═════ Data shown

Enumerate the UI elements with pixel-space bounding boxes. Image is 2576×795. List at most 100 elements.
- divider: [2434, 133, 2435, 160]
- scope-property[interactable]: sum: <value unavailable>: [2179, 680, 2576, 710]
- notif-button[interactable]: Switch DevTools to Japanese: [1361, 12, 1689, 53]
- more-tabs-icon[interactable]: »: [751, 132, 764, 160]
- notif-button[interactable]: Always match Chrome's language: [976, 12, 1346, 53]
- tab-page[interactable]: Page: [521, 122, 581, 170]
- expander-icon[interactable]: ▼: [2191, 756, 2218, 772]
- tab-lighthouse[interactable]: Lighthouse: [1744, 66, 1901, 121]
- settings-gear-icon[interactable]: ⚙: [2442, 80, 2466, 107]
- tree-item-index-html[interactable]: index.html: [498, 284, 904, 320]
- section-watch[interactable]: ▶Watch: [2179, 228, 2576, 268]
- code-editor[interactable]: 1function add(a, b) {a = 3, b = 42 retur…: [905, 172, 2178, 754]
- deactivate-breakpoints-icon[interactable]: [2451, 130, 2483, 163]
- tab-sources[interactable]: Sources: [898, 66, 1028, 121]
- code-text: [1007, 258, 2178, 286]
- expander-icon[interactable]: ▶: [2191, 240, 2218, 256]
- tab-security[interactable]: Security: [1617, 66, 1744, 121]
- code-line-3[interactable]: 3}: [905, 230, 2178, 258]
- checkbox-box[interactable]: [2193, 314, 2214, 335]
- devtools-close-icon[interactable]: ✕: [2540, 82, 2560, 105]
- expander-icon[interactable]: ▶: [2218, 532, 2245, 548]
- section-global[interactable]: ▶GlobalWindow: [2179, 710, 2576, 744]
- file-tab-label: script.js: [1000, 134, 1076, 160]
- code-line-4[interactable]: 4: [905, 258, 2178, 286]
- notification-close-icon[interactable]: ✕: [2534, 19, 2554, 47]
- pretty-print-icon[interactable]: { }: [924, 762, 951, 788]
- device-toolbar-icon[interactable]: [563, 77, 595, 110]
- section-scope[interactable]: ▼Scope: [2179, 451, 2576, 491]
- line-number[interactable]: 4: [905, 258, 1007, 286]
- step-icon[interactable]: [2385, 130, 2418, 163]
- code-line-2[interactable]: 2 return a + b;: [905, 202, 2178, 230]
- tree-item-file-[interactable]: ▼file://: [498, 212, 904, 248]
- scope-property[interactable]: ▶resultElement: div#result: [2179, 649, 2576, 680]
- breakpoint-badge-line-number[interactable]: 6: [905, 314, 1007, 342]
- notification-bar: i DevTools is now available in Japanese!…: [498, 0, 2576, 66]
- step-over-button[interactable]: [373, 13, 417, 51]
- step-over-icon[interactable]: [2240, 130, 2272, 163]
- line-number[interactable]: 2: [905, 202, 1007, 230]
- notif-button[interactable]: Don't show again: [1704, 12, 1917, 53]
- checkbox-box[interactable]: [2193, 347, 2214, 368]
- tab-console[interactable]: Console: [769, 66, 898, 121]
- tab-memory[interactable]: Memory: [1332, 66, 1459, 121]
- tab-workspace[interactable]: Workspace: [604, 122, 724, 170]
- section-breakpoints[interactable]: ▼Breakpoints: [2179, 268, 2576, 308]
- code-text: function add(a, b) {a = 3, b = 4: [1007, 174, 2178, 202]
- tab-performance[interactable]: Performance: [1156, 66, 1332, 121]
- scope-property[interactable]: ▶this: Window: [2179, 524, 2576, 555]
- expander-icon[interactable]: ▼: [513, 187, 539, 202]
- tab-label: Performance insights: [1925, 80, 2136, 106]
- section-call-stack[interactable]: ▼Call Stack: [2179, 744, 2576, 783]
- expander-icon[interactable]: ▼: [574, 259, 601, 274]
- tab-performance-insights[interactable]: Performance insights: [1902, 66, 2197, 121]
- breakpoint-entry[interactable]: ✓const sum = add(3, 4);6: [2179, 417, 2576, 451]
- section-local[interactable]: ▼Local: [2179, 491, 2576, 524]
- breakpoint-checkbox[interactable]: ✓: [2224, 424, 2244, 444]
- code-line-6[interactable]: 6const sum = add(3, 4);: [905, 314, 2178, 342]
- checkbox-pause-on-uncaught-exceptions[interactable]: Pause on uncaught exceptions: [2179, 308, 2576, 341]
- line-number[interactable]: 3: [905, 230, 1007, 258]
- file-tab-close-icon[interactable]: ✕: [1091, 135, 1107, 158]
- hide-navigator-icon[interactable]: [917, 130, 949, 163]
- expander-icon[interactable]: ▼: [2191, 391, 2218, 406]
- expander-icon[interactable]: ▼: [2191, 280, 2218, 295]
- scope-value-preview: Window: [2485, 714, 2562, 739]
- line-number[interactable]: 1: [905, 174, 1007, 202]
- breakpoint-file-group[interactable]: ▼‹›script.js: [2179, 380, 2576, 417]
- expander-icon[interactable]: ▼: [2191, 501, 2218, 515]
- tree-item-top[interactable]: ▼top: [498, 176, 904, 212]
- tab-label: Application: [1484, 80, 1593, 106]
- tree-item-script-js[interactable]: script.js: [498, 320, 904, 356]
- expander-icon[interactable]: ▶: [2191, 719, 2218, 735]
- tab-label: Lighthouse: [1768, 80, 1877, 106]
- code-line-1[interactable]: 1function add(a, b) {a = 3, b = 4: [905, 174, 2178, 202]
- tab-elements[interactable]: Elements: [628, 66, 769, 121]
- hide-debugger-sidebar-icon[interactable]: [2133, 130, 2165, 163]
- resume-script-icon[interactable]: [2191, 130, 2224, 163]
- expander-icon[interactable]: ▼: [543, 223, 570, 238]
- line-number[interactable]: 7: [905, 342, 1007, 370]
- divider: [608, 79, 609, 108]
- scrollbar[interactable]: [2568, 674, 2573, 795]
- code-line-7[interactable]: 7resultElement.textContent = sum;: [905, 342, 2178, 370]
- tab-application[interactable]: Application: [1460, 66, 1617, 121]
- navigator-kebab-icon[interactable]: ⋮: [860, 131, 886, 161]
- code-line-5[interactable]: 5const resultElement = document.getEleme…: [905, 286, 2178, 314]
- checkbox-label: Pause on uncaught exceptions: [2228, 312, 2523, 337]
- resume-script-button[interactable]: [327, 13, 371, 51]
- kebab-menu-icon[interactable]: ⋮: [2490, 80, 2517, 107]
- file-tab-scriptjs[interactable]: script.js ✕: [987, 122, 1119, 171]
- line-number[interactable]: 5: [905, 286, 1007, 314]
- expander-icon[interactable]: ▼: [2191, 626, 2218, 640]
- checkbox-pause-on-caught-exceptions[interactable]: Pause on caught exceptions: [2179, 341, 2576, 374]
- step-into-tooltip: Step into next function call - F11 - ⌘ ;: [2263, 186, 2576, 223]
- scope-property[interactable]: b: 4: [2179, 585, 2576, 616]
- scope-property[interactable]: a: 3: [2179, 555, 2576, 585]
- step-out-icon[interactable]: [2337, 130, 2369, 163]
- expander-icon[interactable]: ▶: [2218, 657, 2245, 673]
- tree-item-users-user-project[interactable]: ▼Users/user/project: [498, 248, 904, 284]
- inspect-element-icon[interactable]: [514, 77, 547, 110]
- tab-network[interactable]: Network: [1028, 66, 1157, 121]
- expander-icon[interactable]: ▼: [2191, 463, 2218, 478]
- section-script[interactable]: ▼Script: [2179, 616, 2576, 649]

══════════

**Description of the task:** Please turn the material above into a numbered list with one line per item, leaving out any blank lines.

**Expected answer:**
1. Enumerate the UI elements with pixel-space bounding boxes. Image is 2576×795. List at most 100 elements.
2. - divider: [2434, 133, 2435, 160]
3. - scope-property[interactable]: sum: <value unavailable>: [2179, 680, 2576, 710]
4. - notif-button[interactable]: Switch DevTools to Japanese: [1361, 12, 1689, 53]
5. - more-tabs-icon[interactable]: »: [751, 132, 764, 160]
6. - notif-button[interactable]: Always match Chrome's language: [976, 12, 1346, 53]
7. - tab-page[interactable]: Page: [521, 122, 581, 170]
8. - expander-icon[interactable]: ▼: [2191, 756, 2218, 772]
9. - tab-lighthouse[interactable]: Lighthouse: [1744, 66, 1901, 121]
10. - settings-gear-icon[interactable]: ⚙: [2442, 80, 2466, 107]
11. - tree-item-index-html[interactable]: index.html: [498, 284, 904, 320]
12. - section-watch[interactable]: ▶Watch: [2179, 228, 2576, 268]
13. - code-editor[interactable]: 1function add(a, b) {a = 3, b = 42 retur…: [905, 172, 2178, 754]
14. - deactivate-breakpoints-icon[interactable]: [2451, 130, 2483, 163]
15. - tab-sources[interactable]: Sources: [898, 66, 1028, 121]
16. - code-text: [1007, 258, 2178, 286]
17. - expander-icon[interactable]: ▶: [2191, 240, 2218, 256]
18. - tab-security[interactable]: Security: [1617, 66, 1744, 121]
19. - code-line-3[interactable]: 3}: [905, 230, 2178, 258]
20. - checkbox-box[interactable]: [2193, 314, 2214, 335]
21. - devtools-close-icon[interactable]: ✕: [2540, 82, 2560, 105]
22. - expander-icon[interactable]: ▶: [2218, 532, 2245, 548]
23. - section-global[interactable]: ▶GlobalWindow: [2179, 710, 2576, 744]
24. - file-tab-label: script.js: [1000, 134, 1076, 160]
25. - code-line-4[interactable]: 4: [905, 258, 2178, 286]
26. - notification-close-icon[interactable]: ✕: [2534, 19, 2554, 47]
27. - pretty-print-icon[interactable]: { }: [924, 762, 951, 788]
28. - device-toolbar-icon[interactable]: [563, 77, 595, 110]
29. - section-scope[interactable]: ▼Scope: [2179, 451, 2576, 491]
30. - line-number[interactable]: 4: [905, 258, 1007, 286]
31. - step-icon[interactable]: [2385, 130, 2418, 163]
32. - code-line-2[interactable]: 2 return a + b;: [905, 202, 2178, 230]
33. - tree-item-file-[interactable]: ▼file://: [498, 212, 904, 248]
34. - scope-property[interactable]: ▶resultElement: div#result: [2179, 649, 2576, 680]
35. - breakpoint-badge-line-number[interactable]: 6: [905, 314, 1007, 342]
36. - notification-bar: i DevTools is now available in Japanese!…: [498, 0, 2576, 66]
37. - step-over-button[interactable]: [373, 13, 417, 51]
38. - step-over-icon[interactable]: [2240, 130, 2272, 163]
39. - line-number[interactable]: 2: [905, 202, 1007, 230]
40. - notif-button[interactable]: Don't show again: [1704, 12, 1917, 53]
41. - checkbox-box[interactable]: [2193, 347, 2214, 368]
42. - tab-console[interactable]: Console: [769, 66, 898, 121]
43. - tab-memory[interactable]: Memory: [1332, 66, 1459, 121]
44. - tab-workspace[interactable]: Workspace: [604, 122, 724, 170]
45. - section-breakpoints[interactable]: ▼Breakpoints: [2179, 268, 2576, 308]
46. - code-text: function add(a, b) {a = 3, b = 4: [1007, 174, 2178, 202]
47. - tab-performance[interactable]: Performance: [1156, 66, 1332, 121]
48. - scope-property[interactable]: ▶this: Window: [2179, 524, 2576, 555]
49. - expander-icon[interactable]: ▼: [513, 187, 539, 202]
50. - tab-label: Performance insights: [1925, 80, 2136, 106]
51. - section-call-stack[interactable]: ▼Call Stack: [2179, 744, 2576, 783]
52. - expander-icon[interactable]: ▼: [574, 259, 601, 274]
53. - tab-performance-insights[interactable]: Performance insights: [1902, 66, 2197, 121]
54. - breakpoint-entry[interactable]: ✓const sum = add(3, 4);6: [2179, 417, 2576, 451]
55. - section-local[interactable]: ▼Local: [2179, 491, 2576, 524]
56. - breakpoint-checkbox[interactable]: ✓: [2224, 424, 2244, 444]
57. - code-line-6[interactable]: 6const sum = add(3, 4);: [905, 314, 2178, 342]
58. - checkbox-pause-on-uncaught-exceptions[interactable]: Pause on uncaught exceptions: [2179, 308, 2576, 341]
59. - line-number[interactable]: 3: [905, 230, 1007, 258]
60. - file-tab-close-icon[interactable]: ✕: [1091, 135, 1107, 158]
61. - hide-navigator-icon[interactable]: [917, 130, 949, 163]
62. - expander-icon[interactable]: ▼: [2191, 391, 2218, 406]
63. - expander-icon[interactable]: ▼: [2191, 280, 2218, 295]
64. - scope-value-preview: Window: [2485, 714, 2562, 739]
65. - line-number[interactable]: 1: [905, 174, 1007, 202]
66. - breakpoint-file-group[interactable]: ▼‹›script.js: [2179, 380, 2576, 417]
67. - expander-icon[interactable]: ▼: [2191, 501, 2218, 515]
68. - tree-item-top[interactable]: ▼top: [498, 176, 904, 212]
69. - tab-label: Application: [1484, 80, 1593, 106]
70. - tree-item-script-js[interactable]: script.js: [498, 320, 904, 356]
71. - expander-icon[interactable]: ▶: [2191, 719, 2218, 735]
72. - tab-label: Lighthouse: [1768, 80, 1877, 106]
73. - code-line-1[interactable]: 1function add(a, b) {a = 3, b = 4: [905, 174, 2178, 202]
74. - tab-elements[interactable]: Elements: [628, 66, 769, 121]
75. - hide-debugger-sidebar-icon[interactable]: [2133, 130, 2165, 163]
76. - resume-script-icon[interactable]: [2191, 130, 2224, 163]
77. - expander-icon[interactable]: ▼: [543, 223, 570, 238]
78. - line-number[interactable]: 7: [905, 342, 1007, 370]
79. - divider: [608, 79, 609, 108]
80. - scrollbar[interactable]: [2568, 674, 2573, 795]
81. - code-line-7[interactable]: 7resultElement.textContent = sum;: [905, 342, 2178, 370]
82. - tab-application[interactable]: Application: [1460, 66, 1617, 121]
83. - navigator-kebab-icon[interactable]: ⋮: [860, 131, 886, 161]
84. - code-line-5[interactable]: 5const resultElement = document.getEleme…: [905, 286, 2178, 314]
85. - checkbox-label: Pause on uncaught exceptions: [2228, 312, 2523, 337]
86. - resume-script-button[interactable]: [327, 13, 371, 51]
87. - kebab-menu-icon[interactable]: ⋮: [2490, 80, 2517, 107]
88. - file-tab-scriptjs[interactable]: script.js ✕: [987, 122, 1119, 171]
89. - line-number[interactable]: 5: [905, 286, 1007, 314]
90. - expander-icon[interactable]: ▼: [2191, 626, 2218, 640]
91. - checkbox-pause-on-caught-exceptions[interactable]: Pause on caught exceptions: [2179, 341, 2576, 374]
92. - step-into-tooltip: Step into next function call - F11 - ⌘ ;: [2263, 186, 2576, 223]
93. - scope-property[interactable]: b: 4: [2179, 585, 2576, 616]
94. - scope-property[interactable]: a: 3: [2179, 555, 2576, 585]
95. - step-out-icon[interactable]: [2337, 130, 2369, 163]
96. - expander-icon[interactable]: ▶: [2218, 657, 2245, 673]
97. - tree-item-users-user-project[interactable]: ▼Users/user/project: [498, 248, 904, 284]
98. - inspect-element-icon[interactable]: [514, 77, 547, 110]
99. - tab-network[interactable]: Network: [1028, 66, 1157, 121]
100. - expander-icon[interactable]: ▼: [2191, 463, 2218, 478]
101. - section-script[interactable]: ▼Script: [2179, 616, 2576, 649]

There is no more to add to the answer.